__What you will do__:
Would you set down every entry shown below, precisely as written?

__Records for this task__:

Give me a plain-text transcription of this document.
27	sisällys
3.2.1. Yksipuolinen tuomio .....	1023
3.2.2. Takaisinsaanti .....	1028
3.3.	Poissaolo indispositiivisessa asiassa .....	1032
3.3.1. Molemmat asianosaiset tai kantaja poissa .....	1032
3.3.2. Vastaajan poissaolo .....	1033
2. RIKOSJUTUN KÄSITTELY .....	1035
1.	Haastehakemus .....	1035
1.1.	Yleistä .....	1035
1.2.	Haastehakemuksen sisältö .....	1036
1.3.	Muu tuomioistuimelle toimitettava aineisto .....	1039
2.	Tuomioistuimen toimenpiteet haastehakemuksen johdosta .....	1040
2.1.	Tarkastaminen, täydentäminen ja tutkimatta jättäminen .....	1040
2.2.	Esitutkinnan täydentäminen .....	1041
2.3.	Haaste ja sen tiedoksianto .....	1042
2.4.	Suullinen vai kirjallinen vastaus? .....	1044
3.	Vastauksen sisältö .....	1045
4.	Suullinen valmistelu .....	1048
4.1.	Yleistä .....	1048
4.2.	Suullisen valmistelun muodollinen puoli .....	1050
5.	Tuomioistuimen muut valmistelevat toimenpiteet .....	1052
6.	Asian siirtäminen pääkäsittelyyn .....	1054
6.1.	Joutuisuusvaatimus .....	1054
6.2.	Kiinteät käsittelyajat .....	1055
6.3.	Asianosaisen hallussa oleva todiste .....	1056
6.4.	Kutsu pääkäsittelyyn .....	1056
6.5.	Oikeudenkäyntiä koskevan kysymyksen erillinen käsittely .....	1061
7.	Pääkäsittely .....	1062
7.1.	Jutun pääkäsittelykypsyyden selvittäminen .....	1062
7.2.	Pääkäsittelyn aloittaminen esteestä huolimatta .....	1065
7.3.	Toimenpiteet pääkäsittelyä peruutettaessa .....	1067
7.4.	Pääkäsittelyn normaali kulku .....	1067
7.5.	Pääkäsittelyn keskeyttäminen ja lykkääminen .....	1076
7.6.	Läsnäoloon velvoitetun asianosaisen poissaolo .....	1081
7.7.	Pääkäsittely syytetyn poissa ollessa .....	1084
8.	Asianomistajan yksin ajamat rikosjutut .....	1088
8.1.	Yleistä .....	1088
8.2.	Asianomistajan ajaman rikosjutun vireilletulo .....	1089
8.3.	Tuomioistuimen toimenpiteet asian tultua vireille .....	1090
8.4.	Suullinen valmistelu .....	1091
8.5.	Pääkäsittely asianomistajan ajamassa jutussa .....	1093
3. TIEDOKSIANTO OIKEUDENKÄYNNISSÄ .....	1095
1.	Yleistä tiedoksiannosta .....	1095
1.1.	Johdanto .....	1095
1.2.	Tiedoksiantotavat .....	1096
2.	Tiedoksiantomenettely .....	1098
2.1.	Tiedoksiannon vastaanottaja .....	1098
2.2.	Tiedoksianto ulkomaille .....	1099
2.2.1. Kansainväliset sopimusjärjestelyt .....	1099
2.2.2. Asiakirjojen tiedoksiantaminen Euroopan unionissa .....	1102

__Complete answer__:
Give me a plain-text transcription of this document.
27	sisällys
3.2.1. Yksipuolinen tuomio .....	1023
3.2.2. Takaisinsaanti .....	1028
3.3.	Poissaolo indispositiivisessa asiassa .....	1032
3.3.1. Molemmat asianosaiset tai kantaja poissa .....	1032
3.3.2. Vastaajan poissaolo .....	1033
2. RIKOSJUTUN KÄSITTELY .....	1035
1.	Haastehakemus .....	1035
1.1.	Yleistä .....	1035
1.2.	Haastehakemuksen sisältö .....	1036
1.3.	Muu tuomioistuimelle toimitettava aineisto .....	1039
2.	Tuomioistuimen toimenpiteet haastehakemuksen johdosta .....	1040
2.1.	Tarkastaminen, täydentäminen ja tutkimatta jättäminen .....	1040
2.2.	Esitutkinnan täydentäminen .....	1041
2.3.	Haaste ja sen tiedoksianto .....	1042
2.4.	Suullinen vai kirjallinen vastaus? .....	1044
3.	Vastauksen sisältö .....	1045
4.	Suullinen valmistelu .....	1048
4.1.	Yleistä .....	1048
4.2.	Suullisen valmistelun muodollinen puoli .....	1050
5.	Tuomioistuimen muut valmistelevat toimenpiteet .....	1052
6.	Asian siirtäminen pääkäsittelyyn .....	1054
6.1.	Joutuisuusvaatimus .....	1054
6.2.	Kiinteät käsittelyajat .....	1055
6.3.	Asianosaisen hallussa oleva todiste .....	1056
6.4.	Kutsu pääkäsittelyyn .....	1056
6.5.	Oikeudenkäyntiä koskevan kysymyksen erillinen käsittely .....	1061
7.	Pääkäsittely .....	1062
7.1.	Jutun pääkäsittelykypsyyden selvittäminen .....	1062
7.2.	Pääkäsittelyn aloittaminen esteestä huolimatta .....	1065
7.3.	Toimenpiteet pääkäsittelyä peruutettaessa .....	1067
7.4.	Pääkäsittelyn normaali kulku .....	1067
7.5.	Pääkäsittelyn keskeyttäminen ja lykkääminen .....	1076
7.6.	Läsnäoloon velvoitetun asianosaisen poissaolo .....	1081
7.7.	Pääkäsittely syytetyn poissa ollessa .....	1084
8.	Asianomistajan yksin ajamat rikosjutut .....	1088
8.1.	Yleistä .....	1088
8.2.	Asianomistajan ajaman rikosjutun vireilletulo .....	1089
8.3.	Tuomioistuimen toimenpiteet asian tultua vireille .....	1090
8.4.	Suullinen valmistelu .....	1091
8.5.	Pääkäsittely asianomistajan ajamassa jutussa .....	1093
3. TIEDOKSIANTO OIKEUDENKÄYNNISSÄ .....	1095
1.	Yleistä tiedoksiannosta .....	1095
1.1.	Johdanto .....	1095
1.2.	Tiedoksiantotavat .....	1096
2.	Tiedoksiantomenettely .....	1098
2.1.	Tiedoksiannon vastaanottaja .....	1098
2.2.	Tiedoksianto ulkomaille .....	1099
2.2.1. Kansainväliset sopimusjärjestelyt .....	1099
2.2.2. Asiakirjojen tiedoksiantaminen Euroopan unionissa .....	1102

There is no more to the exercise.